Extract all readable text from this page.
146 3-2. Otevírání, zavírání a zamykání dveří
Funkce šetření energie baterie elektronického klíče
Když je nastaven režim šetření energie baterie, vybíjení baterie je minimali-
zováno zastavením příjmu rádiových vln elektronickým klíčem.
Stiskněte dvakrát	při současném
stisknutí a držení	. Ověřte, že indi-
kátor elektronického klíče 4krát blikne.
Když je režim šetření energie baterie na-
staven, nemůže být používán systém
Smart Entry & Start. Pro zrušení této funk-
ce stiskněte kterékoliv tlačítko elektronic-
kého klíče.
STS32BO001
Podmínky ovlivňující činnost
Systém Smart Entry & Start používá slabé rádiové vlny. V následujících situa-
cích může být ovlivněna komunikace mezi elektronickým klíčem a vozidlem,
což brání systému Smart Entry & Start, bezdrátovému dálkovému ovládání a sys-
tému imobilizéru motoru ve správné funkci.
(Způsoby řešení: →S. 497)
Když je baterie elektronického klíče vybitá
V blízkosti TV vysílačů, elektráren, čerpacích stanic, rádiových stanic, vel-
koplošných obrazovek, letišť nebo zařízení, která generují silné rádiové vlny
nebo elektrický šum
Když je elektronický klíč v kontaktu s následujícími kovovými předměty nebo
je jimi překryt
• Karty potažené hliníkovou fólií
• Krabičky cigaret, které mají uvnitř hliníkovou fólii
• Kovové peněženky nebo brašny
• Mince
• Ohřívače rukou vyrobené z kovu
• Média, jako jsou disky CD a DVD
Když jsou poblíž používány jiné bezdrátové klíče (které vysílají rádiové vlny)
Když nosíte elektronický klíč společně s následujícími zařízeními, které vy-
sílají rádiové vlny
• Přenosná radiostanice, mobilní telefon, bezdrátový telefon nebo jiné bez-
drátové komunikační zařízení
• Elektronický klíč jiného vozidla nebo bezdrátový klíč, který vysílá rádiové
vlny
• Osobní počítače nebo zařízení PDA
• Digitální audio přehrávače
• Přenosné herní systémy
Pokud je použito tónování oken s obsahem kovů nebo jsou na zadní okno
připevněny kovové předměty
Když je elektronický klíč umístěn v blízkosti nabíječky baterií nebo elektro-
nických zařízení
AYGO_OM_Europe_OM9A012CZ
========================
▶ _Exercise_
State how many lines in the entries above include the word "režim"; reply with the number alone.

▶ _In response_
2